======== STORED ROWS ========
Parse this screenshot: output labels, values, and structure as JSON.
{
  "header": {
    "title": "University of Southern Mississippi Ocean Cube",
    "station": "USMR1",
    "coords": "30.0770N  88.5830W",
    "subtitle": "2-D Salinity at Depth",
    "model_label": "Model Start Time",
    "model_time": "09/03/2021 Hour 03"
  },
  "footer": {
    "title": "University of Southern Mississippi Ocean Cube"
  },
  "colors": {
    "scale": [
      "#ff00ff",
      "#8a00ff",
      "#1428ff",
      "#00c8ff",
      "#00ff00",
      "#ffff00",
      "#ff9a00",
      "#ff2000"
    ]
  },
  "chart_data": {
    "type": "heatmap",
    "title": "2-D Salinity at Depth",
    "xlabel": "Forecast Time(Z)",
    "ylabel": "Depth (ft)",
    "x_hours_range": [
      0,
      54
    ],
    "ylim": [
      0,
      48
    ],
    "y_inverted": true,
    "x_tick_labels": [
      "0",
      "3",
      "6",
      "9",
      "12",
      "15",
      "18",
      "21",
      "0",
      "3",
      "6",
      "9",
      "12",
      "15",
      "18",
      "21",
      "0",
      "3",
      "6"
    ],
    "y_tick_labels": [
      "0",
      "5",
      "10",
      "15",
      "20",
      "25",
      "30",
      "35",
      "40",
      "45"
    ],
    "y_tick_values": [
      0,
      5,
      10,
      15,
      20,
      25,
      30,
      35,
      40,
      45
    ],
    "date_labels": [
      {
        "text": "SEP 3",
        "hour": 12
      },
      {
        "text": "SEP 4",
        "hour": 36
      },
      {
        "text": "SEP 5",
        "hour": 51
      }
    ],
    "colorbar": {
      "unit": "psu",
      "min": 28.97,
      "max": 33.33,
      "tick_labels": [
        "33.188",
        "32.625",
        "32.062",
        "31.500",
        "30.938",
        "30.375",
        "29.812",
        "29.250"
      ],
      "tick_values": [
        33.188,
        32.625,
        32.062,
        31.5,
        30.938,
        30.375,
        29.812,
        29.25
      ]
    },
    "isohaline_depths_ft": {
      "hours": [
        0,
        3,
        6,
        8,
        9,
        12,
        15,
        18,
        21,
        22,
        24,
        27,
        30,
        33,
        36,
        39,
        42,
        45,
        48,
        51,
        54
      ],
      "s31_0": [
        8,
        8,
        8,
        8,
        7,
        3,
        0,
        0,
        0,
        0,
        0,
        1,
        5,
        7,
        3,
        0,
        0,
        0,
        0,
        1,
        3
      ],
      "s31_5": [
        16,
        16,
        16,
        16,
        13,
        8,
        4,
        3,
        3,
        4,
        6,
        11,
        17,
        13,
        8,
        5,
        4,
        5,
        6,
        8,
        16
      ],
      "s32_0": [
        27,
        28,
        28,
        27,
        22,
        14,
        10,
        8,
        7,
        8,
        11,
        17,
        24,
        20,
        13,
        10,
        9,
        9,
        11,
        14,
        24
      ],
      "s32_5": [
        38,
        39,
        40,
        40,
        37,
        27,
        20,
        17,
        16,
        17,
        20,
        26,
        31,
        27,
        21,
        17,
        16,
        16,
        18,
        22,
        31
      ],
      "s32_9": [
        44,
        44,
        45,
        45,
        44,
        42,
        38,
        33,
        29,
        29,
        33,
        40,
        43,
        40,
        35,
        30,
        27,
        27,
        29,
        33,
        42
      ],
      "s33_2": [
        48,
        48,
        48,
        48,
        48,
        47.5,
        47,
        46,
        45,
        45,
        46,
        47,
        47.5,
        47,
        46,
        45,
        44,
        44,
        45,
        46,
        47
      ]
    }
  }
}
========
▶ _WHAT THE TASK REQUIRES_
The listing above must be transcribed exactly, line by line.

▶ _WRITTEN REPLY_
Parse this screenshot: output labels, values, and structure as JSON.
{
  "header": {
    "title": "University of Southern Mississippi Ocean Cube",
    "station": "USMR1",
    "coords": "30.0770N  88.5830W",
    "subtitle": "2-D Salinity at Depth",
    "model_label": "Model Start Time",
    "model_time": "09/03/2021 Hour 03"
  },
  "footer": {
    "title": "University of Southern Mississippi Ocean Cube"
  },
  "colors": {
    "scale": [
      "#ff00ff",
      "#8a00ff",
      "#1428ff",
      "#00c8ff",
      "#00ff00",
      "#ffff00",
      "#ff9a00",
      "#ff2000"
    ]
  },
  "chart_data": {
    "type": "heatmap",
    "title": "2-D Salinity at Depth",
    "xlabel": "Forecast Time(Z)",
    "ylabel": "Depth (ft)",
    "x_hours_range": [
      0,
      54
    ],
    "ylim": [
      0,
      48
    ],
    "y_inverted": true,
    "x_tick_labels": [
      "0",
      "3",
      "6",
      "9",
      "12",
      "15",
      "18",
      "21",
      "0",
      "3",
      "6",
      "9",
      "12",
      "15",
      "18",
      "21",
      "0",
      "3",
      "6"
    ],
    "y_tick_labels": [
      "0",
      "5",
      "10",
      "15",
      "20",
      "25",
      "30",
      "35",
      "40",
      "45"
    ],
    "y_tick_values": [
      0,
      5,
      10,
      15,
      20,
      25,
      30,
      35,
      40,
      45
    ],
    "date_labels": [
      {
        "text": "SEP 3",
        "hour": 12
      },
      {
        "text": "SEP 4",
        "hour": 36
      },
      {
        "text": "SEP 5",
        "hour": 51
      }
    ],
    "colorbar": {
      "unit": "psu",
      "min": 28.97,
      "max": 33.33,
      "tick_labels": [
        "33.188",
        "32.625",
        "32.062",
        "31.500",
        "30.938",
        "30.375",
        "29.812",
        "29.250"
      ],
      "tick_values": [
        33.188,
        32.625,
        32.062,
        31.5,
        30.938,
        30.375,
        29.812,
        29.25
      ]
    },
    "isohaline_depths_ft": {
      "hours": [
        0,
        3,
        6,
        8,
        9,
        12,
        15,
        18,
        21,
        22,
        24,
        27,
        30,
        33,
        36,
        39,
        42,
        45,
        48,
        51,
        54
      ],
      "s31_0": [
        8,
        8,
        8,
        8,
        7,
        3,
        0,
        0,
        0,
        0,
        0,
        1,
        5,
        7,
        3,
        0,
        0,
        0,
        0,
        1,
        3
      ],
      "s31_5": [
        16,
        16,
        16,
        16,
        13,
        8,
        4,
        3,
        3,
        4,
        6,
        11,
        17,
        13,
        8,
        5,
        4,
        5,
        6,
        8,
        16
      ],
      "s32_0": [
        27,
        28,
        28,
        27,
        22,
        14,
        10,
        8,
        7,
        8,
        11,
        17,
        24,
        20,
        13,
        10,
        9,
        9,
        11,
        14,
        24
      ],
      "s32_5": [
        38,
        39,
        40,
        40,
        37,
        27,
        20,
        17,
        16,
        17,
        20,
        26,
        31,
        27,
        21,
        17,
        16,
        16,
        18,
        22,
        31
      ],
      "s32_9": [
        44,
        44,
        45,
        45,
        44,
        42,
        38,
        33,
        29,
        29,
        33,
        40,
        43,
        40,
        35,
        30,
        27,
        27,
        29,
        33,
        42
      ],
      "s33_2": [
        48,
        48,
        48,
        48,
        48,
        47.5,
        47,
        46,
        45,
        45,
        46,
        47,
        47.5,
        47,
        46,
        45,
        44,
        44,
        45,
        46,
        47
      ]
    }
  }
}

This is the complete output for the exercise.